** start of Task data **

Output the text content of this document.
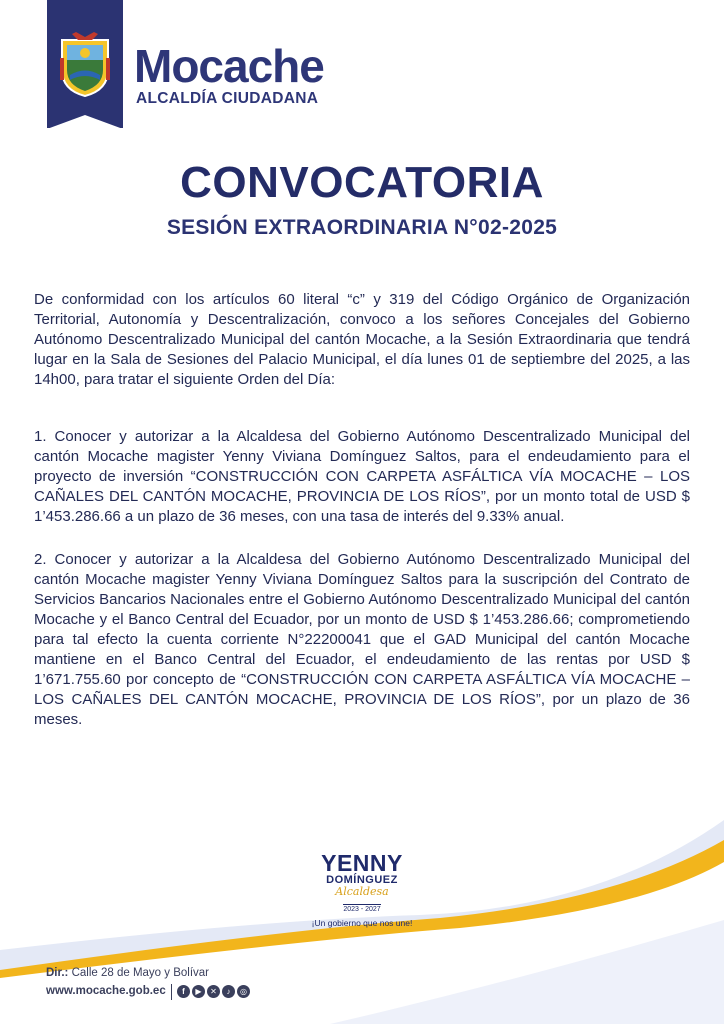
Mocache
ALCALDÍA CIUDADANA
CONVOCATORIA
SESIÓN EXTRAORDINARIA N°02-2025

De conformidad con los artículos 60 literal “c” y 319 del Código Orgánico de Organización Territorial, Autonomía y Descentralización, convoco a los señores Concejales del Gobierno Autónomo Descentralizado Municipal del cantón Mocache, a la Sesión Extraordinaria que tendrá lugar en la Sala de Sesiones del Palacio Municipal, el día lunes 01 de septiembre del 2025, a las 14h00, para tratar el siguiente Orden del Día:

1. Conocer y autorizar a la Alcaldesa del Gobierno Autónomo Descentralizado Municipal del cantón Mocache magister Yenny Viviana Domínguez Saltos, para el endeudamiento para el proyecto de inversión “CONSTRUCCIÓN CON CARPETA ASFÁLTICA VÍA MOCACHE – LOS CAÑALES DEL CANTÓN MOCACHE, PROVINCIA DE LOS RÍOS”, por un monto total de USD $ 1’453.286.66 a un plazo de 36 meses, con una tasa de interés del 9.33% anual.

2. Conocer y autorizar a la Alcaldesa del Gobierno Autónomo Descentralizado Municipal del cantón Mocache magister Yenny Viviana Domínguez Saltos para la suscripción del Contrato de Servicios Bancarios Nacionales entre el Gobierno Autónomo Descentralizado Municipal del cantón Mocache y el Banco Central del Ecuador, por un monto de USD $ 1’453.286.66; comprometiendo para tal efecto la cuenta corriente N°22200041 que el GAD Municipal del cantón Mocache mantiene en el Banco Central del Ecuador, el endeudamiento de las rentas por USD $ 1’671.755.60 por concepto de “CONSTRUCCIÓN CON CARPETA ASFÁLTICA VÍA MOCACHE – LOS CAÑALES DEL CANTÓN MOCACHE, PROVINCIA DE LOS RÍOS”, por un plazo de 36 meses.

YENNY
DOMÍNGUEZ
Alcaldesa
2023 - 2027
¡Un gobierno que nos une!
Dir.: Calle 28 de Mayo y Bolívar
www.mocache.gob.ec	f	▶	✕	♪	◎
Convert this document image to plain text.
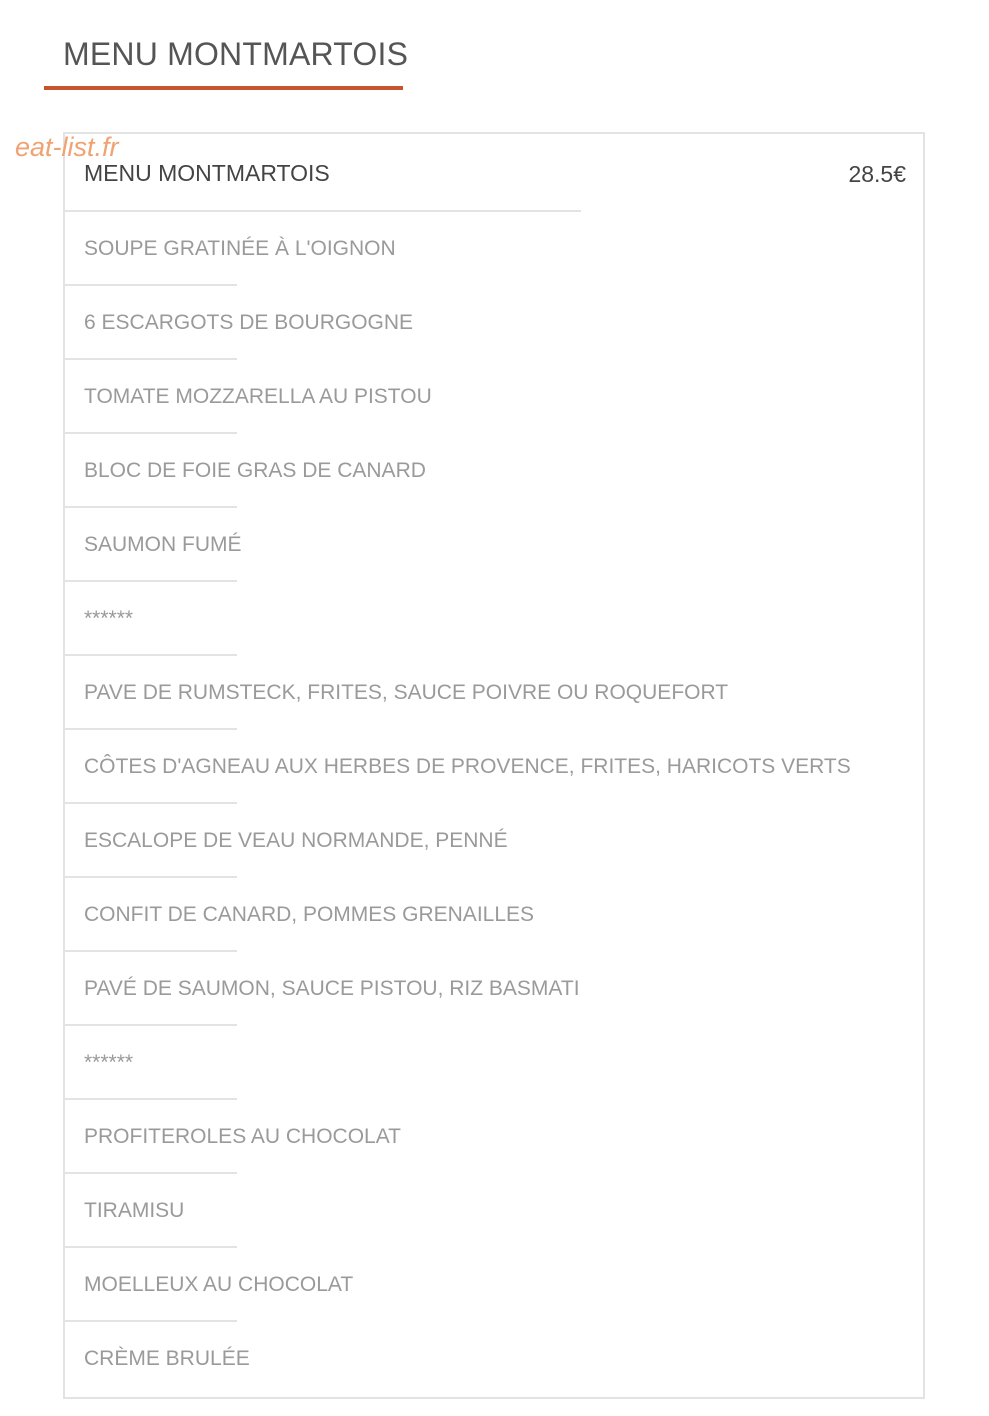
MENU MONTMARTOIS
eat-list.fr
MENU MONTMARTOIS	28.5€
SOUPE GRATINÉE À L'OIGNON
6 ESCARGOTS DE BOURGOGNE
TOMATE MOZZARELLA AU PISTOU
BLOC DE FOIE GRAS DE CANARD
SAUMON FUMÉ
******
PAVE DE RUMSTECK, FRITES, SAUCE POIVRE OU ROQUEFORT
CÔTES D'AGNEAU AUX HERBES DE PROVENCE, FRITES, HARICOTS VERTS
ESCALOPE DE VEAU NORMANDE, PENNÉ
CONFIT DE CANARD, POMMES GRENAILLES
PAVÉ DE SAUMON, SAUCE PISTOU, RIZ BASMATI
******
PROFITEROLES AU CHOCOLAT
TIRAMISU
MOELLEUX AU CHOCOLAT
CRÈME BRULÉE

** end of Task data **

## Task
Check each line of the material above for "document" and say how many lines contain it, giving the number alone.

## Solution to the exercise
2